引用文:
一般に、発電プラントでは、ボイラで発生させた蒸気を用いて蒸気タービン内のロータを回転させることにより発電が行われる。発電プラントは、蒸気タービンから排出された蒸気を冷却する復水器を備えており、この復水器で蒸気を凝縮した後に、得られた復水を給水ポンプ等によって再度ボイラに送込んで循環させる構成になっている。
復水器では、内部に配設された復水管に冷却水を流し、蒸気と冷却水とを熱交換させることによって蒸気の冷却が行われる。また、復水器には、復水器内の空気を抽出する空気抽出器が接続されており、復水器と空気抽出器の間にある空気抽出調整弁の開度を調整することによって、復水器の真空度を制御できるようになっている。
復水器の真空度は、蒸気タービンの排出側の真空度と概ね同じ値になるため、復水器の真空度を適切に設定することにより、蒸気タービンの効率を最適化することができ、発電プラントを安定させると共に稼動効率を向上させることが可能になる。
特許文献1には、復水器の真空度を検出する真空度検出器を用いた復水器真空度制御技術が開示されている。この復水器真空度制御技術では、蒸気タービンの起動時において、真空度検出器で検出した復水器の真空度に基づいて、復水器の真空度を所定の設定値に設定するように自動制御することが可能である。
特開平5−113294号公報
しかしながら、上記特許文献1の復水器真空度制御技術は、蒸気タービンの起動時など、特定される操業に対しては有効であるが、例えば日々プラント負荷の上げ下げを行う発電プラントに適用した場合等には、その度毎に復水器の真空度の設定値を設定し直す必要があり、操作が面倒である。

課題:
a) 復水器に関する上の文章をもとに、次の問いに答えよ。
(i) 復水器では、何と何を熱交換させて蒸気を冷却するか。
(ii) 復水器の真空度は、何を調整することで制御できるか。
(iii) 特許文献1の技術を、日々プラント負荷の上げ下げを行う発電プラントに適用すると、どのような手間が生じるか。
b) 復水器に関する上の文章の一部を書き写せ。「復水器では、内部に配設された」という語句を含む箇所から始め、「向上させることが可能になる。」の後で止めること。

[いくつかの資料]
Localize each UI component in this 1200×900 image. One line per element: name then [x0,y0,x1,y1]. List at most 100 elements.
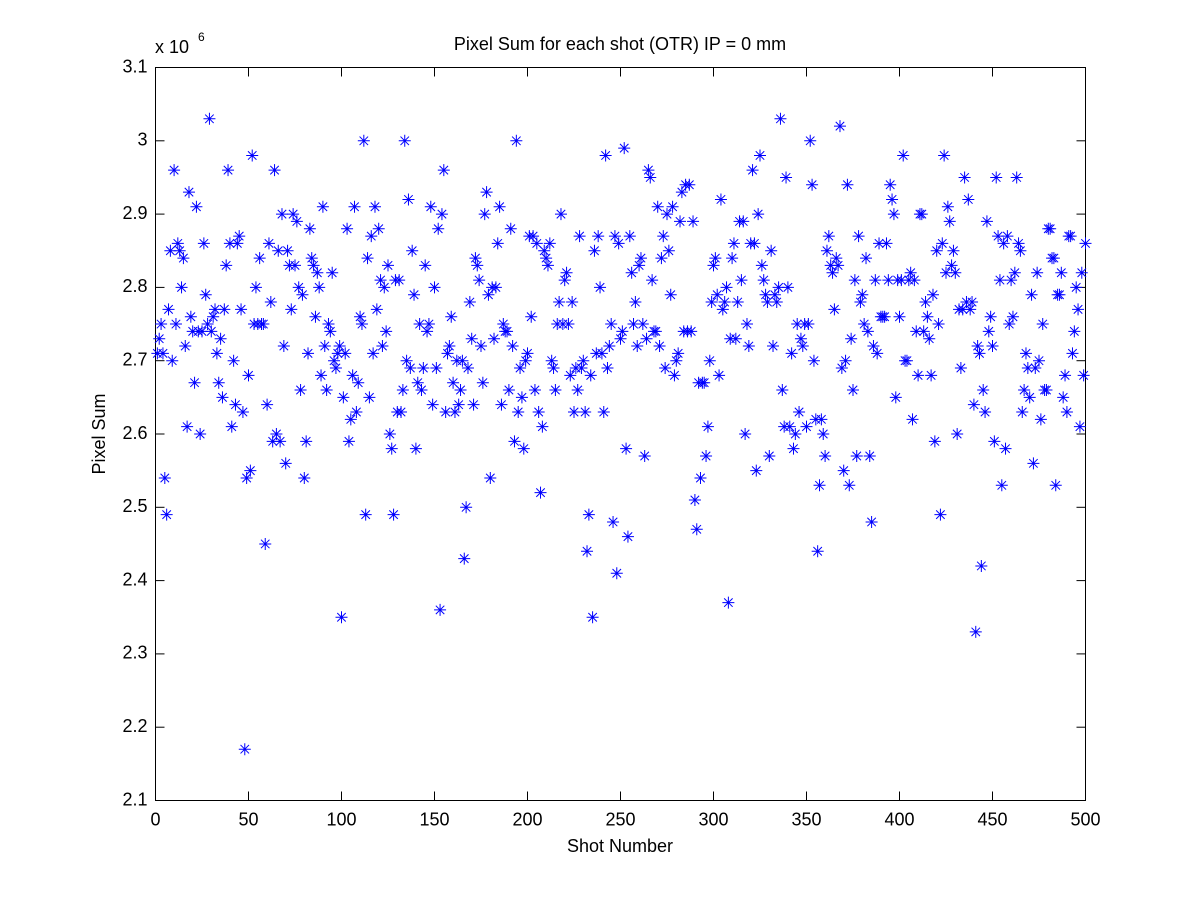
marker [1021,362,1034,375]
y-tick-label: 2.7 [122,349,147,369]
marker [871,347,884,360]
marker [588,244,601,257]
marker [212,376,225,389]
marker [726,252,739,265]
marker [491,237,504,250]
marker [882,274,895,287]
marker [504,222,517,235]
y-tick-label: 2.3 [122,643,147,663]
marker [752,208,765,221]
x-tick-label: 100 [326,809,356,829]
marker [331,347,344,360]
marker [210,347,223,360]
marker [220,259,233,272]
marker [908,274,921,287]
marker [727,237,740,250]
marker [794,332,807,345]
marker [300,435,313,448]
marker [223,237,236,250]
marker [754,149,766,162]
marker [664,288,677,301]
marker [990,171,1003,184]
x-tick-label: 500 [1070,809,1100,829]
marker [701,420,714,433]
marker [666,200,679,213]
marker [279,457,292,470]
marker [554,208,567,221]
y-tick-label: 2.6 [122,423,147,443]
marker [949,266,962,279]
marker [995,479,1008,492]
marker [311,266,324,279]
marker [1060,406,1073,419]
marker [177,252,190,265]
marker [413,318,426,331]
marker [469,252,482,265]
marker [367,347,380,360]
marker [480,186,493,199]
chart-title: Pixel Sum for each shot (OTR) IP = 0 mm [454,34,786,54]
marker [770,296,783,309]
marker [714,193,727,206]
marker [268,164,281,177]
marker [203,112,216,125]
marker [309,310,322,323]
marker [661,208,673,221]
marker [179,340,192,353]
marker [497,318,510,331]
marker [607,515,620,528]
marker [928,435,941,448]
marker [659,362,672,375]
marker [484,471,497,484]
marker [649,325,662,338]
marker [971,340,984,353]
marker [363,391,376,404]
marker [478,208,491,221]
marker [618,142,631,155]
marker [488,332,501,345]
marker [964,303,977,316]
marker [437,164,450,177]
marker [387,508,400,521]
marker [166,354,179,367]
marker [595,347,608,360]
marker [422,318,435,331]
marker [852,230,865,243]
marker [562,318,575,331]
marker [510,134,523,147]
marker [199,288,212,301]
marker [910,325,923,338]
marker [428,281,441,294]
marker [158,471,171,484]
marker [781,281,794,294]
marker [408,288,421,301]
marker [822,230,835,243]
marker [264,296,277,309]
y-tick-label: 2.1 [122,789,147,809]
marker [802,318,815,331]
marker [372,222,385,235]
y-tick-label: 2.2 [122,716,147,736]
marker [318,340,331,353]
marker [365,230,378,243]
marker [458,552,471,565]
marker [538,244,551,257]
marker [709,252,722,265]
marker [463,296,476,309]
marker [385,442,398,455]
marker [800,420,813,433]
y-axis-label: Pixel Sum [89,393,109,474]
marker [746,164,759,177]
marker [621,530,634,543]
marker [573,230,586,243]
marker [962,193,975,206]
marker [731,296,744,309]
marker [1019,347,1032,360]
marker [227,354,240,367]
marker [329,362,342,375]
marker [672,347,685,360]
marker [767,340,780,353]
marker [917,325,930,338]
marker [1044,222,1057,235]
marker [742,340,755,353]
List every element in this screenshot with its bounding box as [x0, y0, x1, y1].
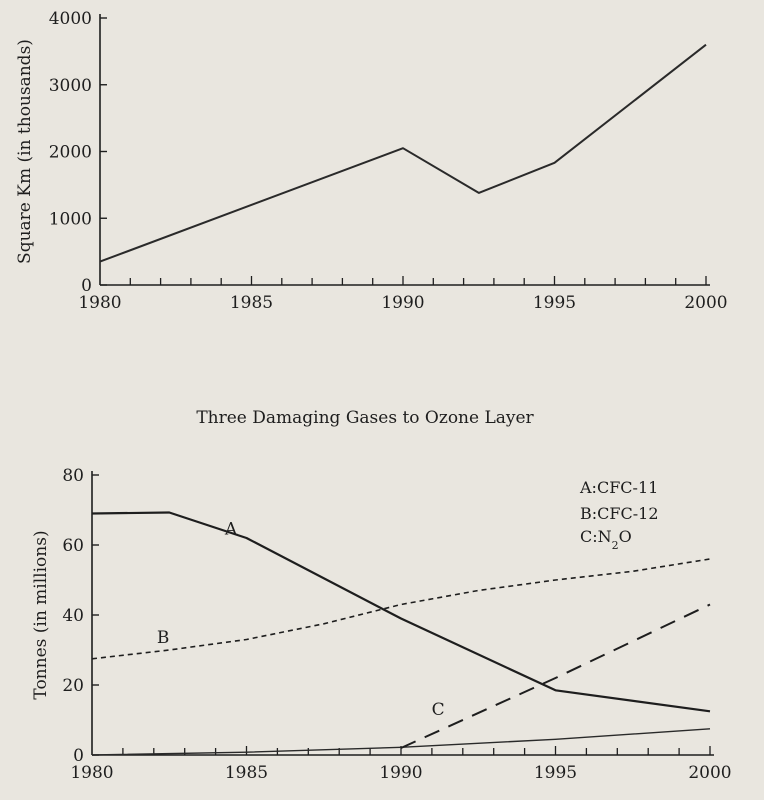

解答例:
a)
(i) 蒸気と冷却水
(ii) 復水器と空気抽出器の間にある空気抽出調整弁の開度
(iii) 負荷を上げ下げするたびに復水器の真空度の設定値を設定し直す必要があり、操作が面倒になる。

b)
復水器では、内部に配設された復水管に冷却水を流し、蒸気と冷却水とを熱交換させることによって蒸気の冷却が行われる。また、復水器には、復水器内の空気を抽出する空気抽出器が接続されており、復水器と空気抽出器の間にある空気抽出調整弁の開度を調整することによって、復水器の真空度を制御できるようになっている。
復水器の真空度は、蒸気タービンの排出側の真空度と概ね同じ値になるため、復水器の真空度を適切に設定することにより、蒸気タービンの効率を最適化することができ、発電プラントを安定させると共に稼動効率を向上させることが可能になる。